■ Exercise requirements
Count how many lines in the material below hold the word "placeholder"; the reply is that number alone.

■ Stored items from a collection
::::

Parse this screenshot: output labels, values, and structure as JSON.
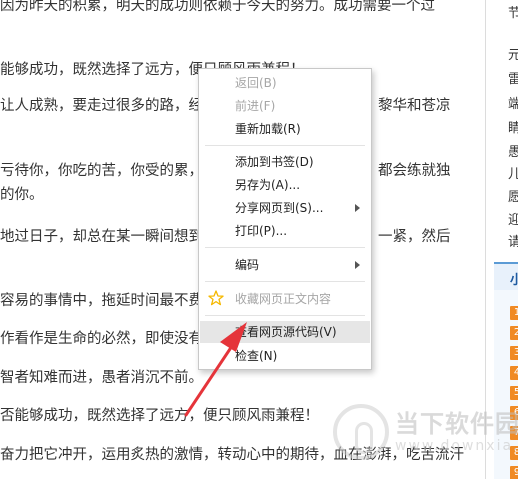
{
  "article": {
    "lines": [
      "因为昨天的积累，明天的成功则依赖于今天的努力。成功需要一个过",
      "能够成功，既然选择了远方，便只顾风雨兼程！",
      "让人成熟，要走过很多的路，经",
      "亏待你，你吃的苦，你受的累，",
      "地过日子，却总在某一瞬间想到",
      "容易的事情中，拖延时间最不费",
      "作看作是生命的必然，即使没有",
      "智者知难而进，愚者消沉不前。",
      "否能够成功，既然选择了远方，便只顾风雨兼程！",
      "奋力把它冲开，运用炙热的激情，转动心中的期待，血在澎湃，吃苦流汗"
    ],
    "tails": [
      "黎华和苍凉",
      "都会练就独",
      "的你。",
      "一紧，然后"
    ]
  },
  "sidebar": {
    "chars": [
      "节",
      "元",
      "雷",
      "端",
      "睛",
      "愚",
      "儿",
      "愿",
      "迎",
      "请"
    ],
    "rank_header": "小",
    "rank_badges": [
      "1",
      "2",
      "3",
      "4",
      "5",
      "6",
      "7",
      "8",
      "9"
    ]
  },
  "watermark": {
    "title": "当下软件园",
    "domain": "www.downxia.com"
  },
  "context_menu": {
    "items": {
      "back": "返回(B)",
      "forward": "前进(F)",
      "reload": "重新加载(R)",
      "bookmark": "添加到书签(D)",
      "save_as": "另存为(A)...",
      "share": "分享网页到(S)...",
      "print": "打印(P)...",
      "encoding": "编码",
      "favorite_text": "收藏网页正文内容",
      "view_source": "查看网页源代码(V)",
      "inspect": "检查(N)"
    }
  },
  "colors": {
    "accent": "#e5343a",
    "star": "#f5b800",
    "rank_badge": "#f08a24"
  }
}
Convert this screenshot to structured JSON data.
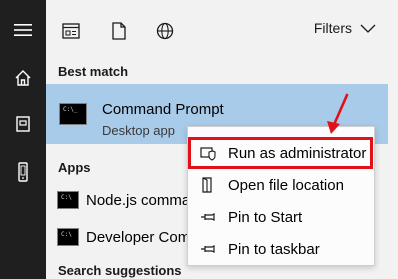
{
  "filter_bar": {
    "filters_label": "Filters",
    "icons": [
      "apps-filter-icon",
      "documents-filter-icon",
      "web-filter-icon",
      "chevron-down-icon"
    ]
  },
  "rail": {
    "icons": [
      "hamburger-menu-icon",
      "home-icon",
      "notebook-icon",
      "phone-icon"
    ]
  },
  "best_match": {
    "section_label": "Best match",
    "title": "Command Prompt",
    "subtitle": "Desktop app"
  },
  "apps": {
    "section_label": "Apps",
    "items": [
      {
        "label": "Node.js comma"
      },
      {
        "label": "Developer Com"
      }
    ]
  },
  "search_suggestions": {
    "section_label": "Search suggestions"
  },
  "context_menu": {
    "items": [
      {
        "label": "Run as administrator",
        "icon": "shield-run-icon"
      },
      {
        "label": "Open file location",
        "icon": "folder-location-icon"
      },
      {
        "label": "Pin to Start",
        "icon": "pin-icon"
      },
      {
        "label": "Pin to taskbar",
        "icon": "pin-icon"
      }
    ],
    "highlight_color": "#e2101a"
  },
  "colors": {
    "rail_bg": "#1f1f1f",
    "panel_bg": "#f2f2f2",
    "selection_bg": "#a8cbea",
    "annotation_red": "#e2101a"
  }
}
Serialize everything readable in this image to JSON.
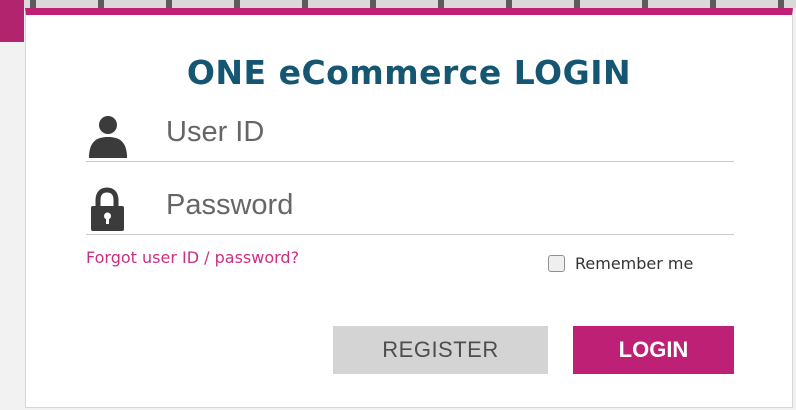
{
  "login": {
    "title": "ONE eCommerce LOGIN",
    "user_id": {
      "value": "",
      "placeholder": "User ID",
      "icon": "user-icon"
    },
    "password": {
      "value": "",
      "placeholder": "Password",
      "icon": "lock-icon"
    },
    "forgot_link": "Forgot user ID / password?",
    "remember_me": {
      "label": "Remember me",
      "checked": false
    },
    "register_label": "REGISTER",
    "login_label": "LOGIN"
  },
  "colors": {
    "accent": "#be2076",
    "title": "#155672",
    "link": "#cc2e86",
    "register_bg": "#d4d4d4"
  }
}
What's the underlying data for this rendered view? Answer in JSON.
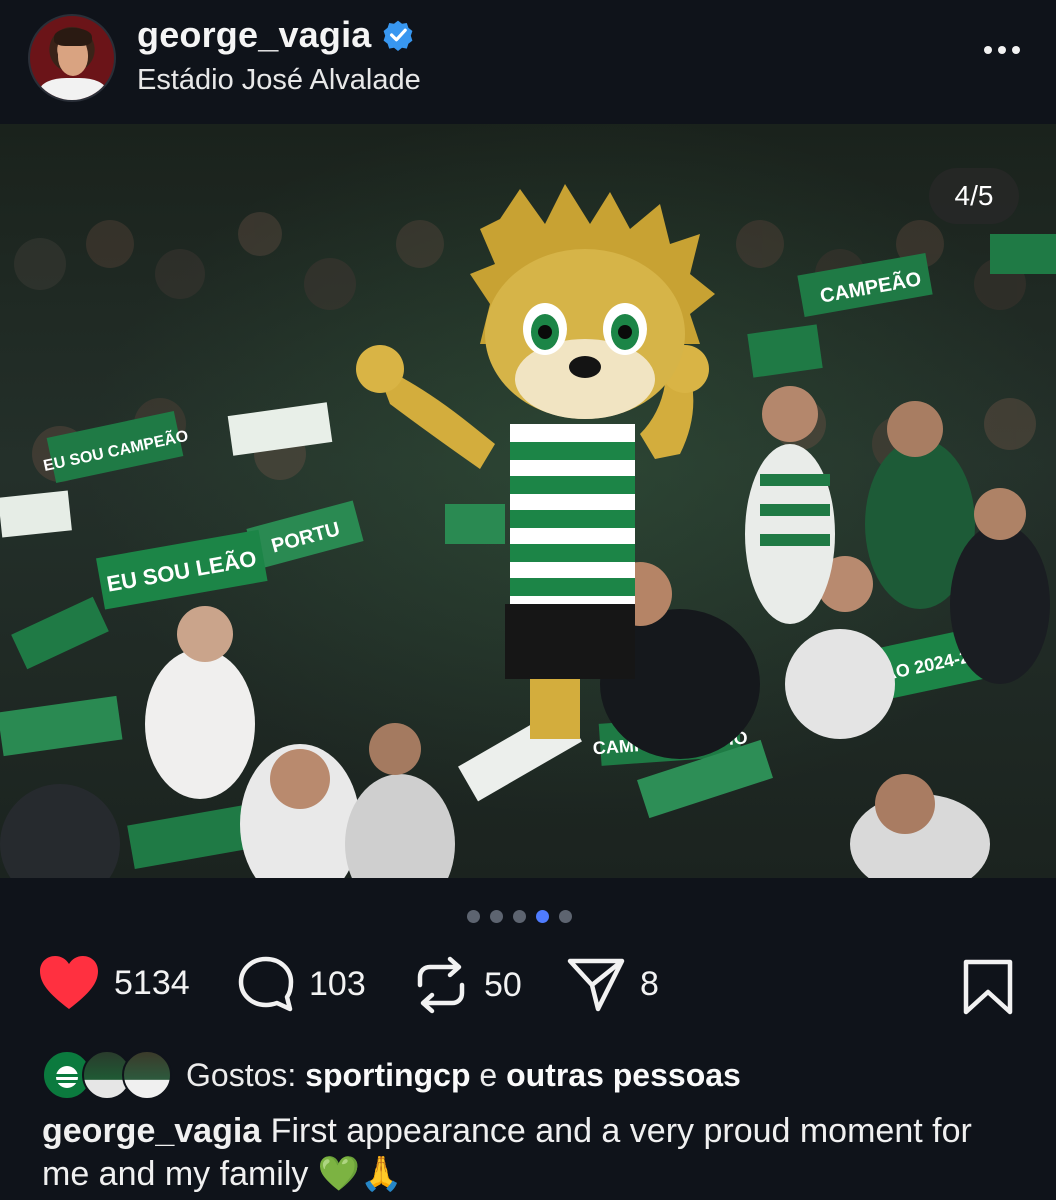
{
  "post": {
    "username": "george_vagia",
    "location": "Estádio José Alvalade",
    "counter": "4/5",
    "current_slide": 4,
    "total_slides": 5
  },
  "actions": {
    "likes": "5134",
    "comments": "103",
    "reposts": "50",
    "shares": "8"
  },
  "likes_line": {
    "prefix": "Gostos:",
    "user": "sportingcp",
    "joiner": "e",
    "others": "outras pessoas"
  },
  "caption": {
    "username": "george_vagia",
    "text": "First appearance and a very proud moment for me and my family 💚🙏"
  },
  "photo_text": {
    "scarf_1": "EU SOU LEÃO",
    "scarf_2": "CAMPEÃO",
    "scarf_3": "CAMPEÃO NACIO",
    "scarf_4": "BICAMPEÃO 2024-2025",
    "scarf_5": "EU SOU CAMPEÃO",
    "scarf_6": "PORTU"
  },
  "colors": {
    "background": "#0f131a",
    "like_red": "#ff3040",
    "dot_active": "#4f7cff",
    "verified_blue": "#3897f0",
    "sporting_green": "#0b7a3e"
  }
}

::::

■ Written response
2